[Stored data entries]
=-=-=

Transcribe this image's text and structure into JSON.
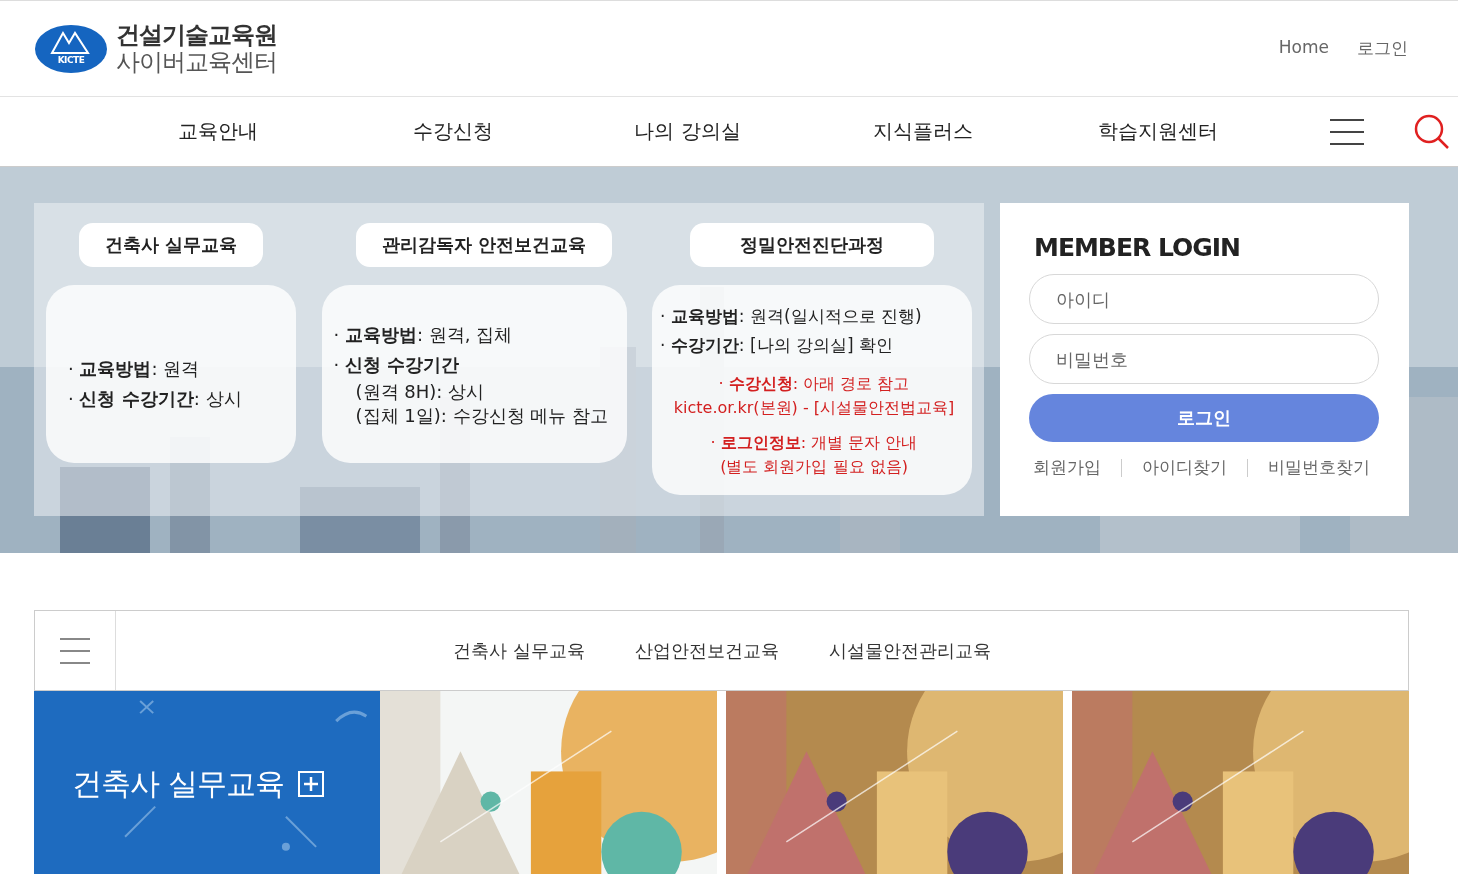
{
  "header": {
    "logo_title": "건설기술교육원",
    "logo_subtitle": "사이버교육센터",
    "logo_badge": "KICTE",
    "links": [
      "Home",
      "로그인"
    ]
  },
  "nav": {
    "items": [
      "교육안내",
      "수강신청",
      "나의 강의실",
      "지식플러스",
      "학습지원센터"
    ]
  },
  "banner": {
    "courses": [
      {
        "title": "건축사 실무교육",
        "lines": [
          {
            "kind": "bullet",
            "text": "·  **교육방법**: 원격"
          },
          {
            "kind": "bullet",
            "text": "·  **신청 수강기간**: 상시"
          }
        ]
      },
      {
        "title": "관리감독자 안전보건교육",
        "lines": [
          {
            "kind": "bullet",
            "text": "·  **교육방법**: 원격, 집체"
          },
          {
            "kind": "bullet",
            "text": "·  **신청 수강기간**"
          },
          {
            "kind": "sub",
            "text": "(원격 8H): 상시"
          },
          {
            "kind": "sub",
            "text": "(집체 1일): 수강신청 메뉴 참고"
          }
        ]
      },
      {
        "title": "정밀안전진단과정",
        "lines": [
          {
            "kind": "bullet",
            "text": "·  **교육방법**: 원격(일시적으로 진행)"
          },
          {
            "kind": "bullet",
            "text": "·  **수강기간**: [나의 강의실] 확인"
          },
          {
            "kind": "notice",
            "text": "·  **수강신청**: 아래 경로 참고"
          },
          {
            "kind": "notesub",
            "text": "kicte.or.kr(본원) - [시설물안전법교육]"
          },
          {
            "kind": "notice",
            "text": "·  **로그인정보**: 개별 문자 안내"
          },
          {
            "kind": "notesub",
            "text": "(별도 회원가입 필요 없음)"
          }
        ]
      }
    ]
  },
  "login": {
    "title": "MEMBER LOGIN",
    "id_placeholder": "아이디",
    "password_placeholder": "비밀번호",
    "button": "로그인",
    "links": [
      "회원가입",
      "아이디찾기",
      "비밀번호찾기"
    ]
  },
  "courses": {
    "tabs": [
      "건축사 실무교육",
      "산업안전보건교육",
      "시설물안전관리교육"
    ],
    "tiles": [
      {
        "kind": "category",
        "title": "건축사 실무교육"
      },
      {
        "kind": "picture"
      },
      {
        "kind": "picture"
      },
      {
        "kind": "picture"
      }
    ]
  }
}
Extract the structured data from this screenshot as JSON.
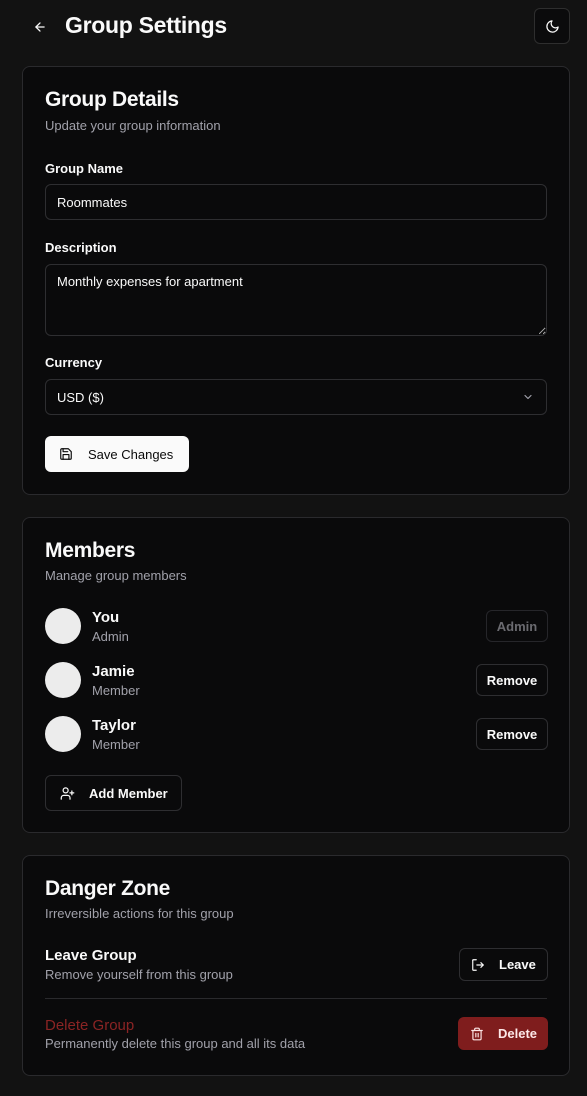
{
  "header": {
    "title": "Group Settings",
    "back_icon": "arrow-left-icon",
    "theme_icon": "moon-icon"
  },
  "details": {
    "title": "Group Details",
    "subtitle": "Update your group information",
    "name_label": "Group Name",
    "name_value": "Roommates",
    "description_label": "Description",
    "description_value": "Monthly expenses for apartment",
    "currency_label": "Currency",
    "currency_value": "USD ($)",
    "save_label": "Save Changes"
  },
  "members": {
    "title": "Members",
    "subtitle": "Manage group members",
    "list": [
      {
        "name": "You",
        "role": "Admin",
        "action": "Admin"
      },
      {
        "name": "Jamie",
        "role": "Member",
        "action": "Remove"
      },
      {
        "name": "Taylor",
        "role": "Member",
        "action": "Remove"
      }
    ],
    "add_label": "Add Member"
  },
  "danger": {
    "title": "Danger Zone",
    "subtitle": "Irreversible actions for this group",
    "leave_title": "Leave Group",
    "leave_desc": "Remove yourself from this group",
    "leave_label": "Leave",
    "delete_title": "Delete Group",
    "delete_desc": "Permanently delete this group and all its data",
    "delete_label": "Delete"
  },
  "colors": {
    "background": "#121212",
    "card": "#0a0a0b",
    "danger": "#7f1d1d",
    "danger_text": "#8b2424"
  }
}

=-=-=

▸ **GIVEN EXERCISE**
Transcribe each entry precisely as given, leaving the pictures out.

▸ **RESPONSE TO THE TASK**
Transcribe this image's text and structure into JSON.
{
  "header": {
    "logo_title": "건설기술교육원",
    "logo_subtitle": "사이버교육센터",
    "logo_badge": "KICTE",
    "links": [
      "Home",
      "로그인"
    ]
  },
  "nav": {
    "items": [
      "교육안내",
      "수강신청",
      "나의 강의실",
      "지식플러스",
      "학습지원센터"
    ]
  },
  "banner": {
    "courses": [
      {
        "title": "건축사 실무교육",
        "lines": [
          {
            "kind": "bullet",
            "text": "·  **교육방법**: 원격"
          },
          {
            "kind": "bullet",
            "text": "·  **신청 수강기간**: 상시"
          }
        ]
      },
      {
        "title": "관리감독자 안전보건교육",
        "lines": [
          {
            "kind": "bullet",
            "text": "·  **교육방법**: 원격, 집체"
          },
          {
            "kind": "bullet",
            "text": "·  **신청 수강기간**"
          },
          {
            "kind": "sub",
            "text": "(원격 8H): 상시"
          },
          {
            "kind": "sub",
            "text": "(집체 1일): 수강신청 메뉴 참고"
          }
        ]
      },
      {
        "title": "정밀안전진단과정",
        "lines": [
          {
            "kind": "bullet",
            "text": "·  **교육방법**: 원격(일시적으로 진행)"
          },
          {
            "kind": "bullet",
            "text": "·  **수강기간**: [나의 강의실] 확인"
          },
          {
            "kind": "notice",
            "text": "·  **수강신청**: 아래 경로 참고"
          },
          {
            "kind": "notesub",
            "text": "kicte.or.kr(본원) - [시설물안전법교육]"
          },
          {
            "kind": "notice",
            "text": "·  **로그인정보**: 개별 문자 안내"
          },
          {
            "kind": "notesub",
            "text": "(별도 회원가입 필요 없음)"
          }
        ]
      }
    ]
  },
  "login": {
    "title": "MEMBER LOGIN",
    "id_placeholder": "아이디",
    "password_placeholder": "비밀번호",
    "button": "로그인",
    "links": [
      "회원가입",
      "아이디찾기",
      "비밀번호찾기"
    ]
  },
  "courses": {
    "tabs": [
      "건축사 실무교육",
      "산업안전보건교육",
      "시설물안전관리교육"
    ],
    "tiles": [
      {
        "kind": "category",
        "title": "건축사 실무교육"
      },
      {
        "kind": "picture"
      },
      {
        "kind": "picture"
      },
      {
        "kind": "picture"
      }
    ]
  }
}
Extract the structured data from this screenshot as JSON.
{
  "header": {
    "title": "Group Settings",
    "back_icon": "arrow-left-icon",
    "theme_icon": "moon-icon"
  },
  "details": {
    "title": "Group Details",
    "subtitle": "Update your group information",
    "name_label": "Group Name",
    "name_value": "Roommates",
    "description_label": "Description",
    "description_value": "Monthly expenses for apartment",
    "currency_label": "Currency",
    "currency_value": "USD ($)",
    "save_label": "Save Changes"
  },
  "members": {
    "title": "Members",
    "subtitle": "Manage group members",
    "list": [
      {
        "name": "You",
        "role": "Admin",
        "action": "Admin"
      },
      {
        "name": "Jamie",
        "role": "Member",
        "action": "Remove"
      },
      {
        "name": "Taylor",
        "role": "Member",
        "action": "Remove"
      }
    ],
    "add_label": "Add Member"
  },
  "danger": {
    "title": "Danger Zone",
    "subtitle": "Irreversible actions for this group",
    "leave_title": "Leave Group",
    "leave_desc": "Remove yourself from this group",
    "leave_label": "Leave",
    "delete_title": "Delete Group",
    "delete_desc": "Permanently delete this group and all its data",
    "delete_label": "Delete"
  },
  "colors": {
    "background": "#121212",
    "card": "#0a0a0b",
    "danger": "#7f1d1d",
    "danger_text": "#8b2424"
  }
}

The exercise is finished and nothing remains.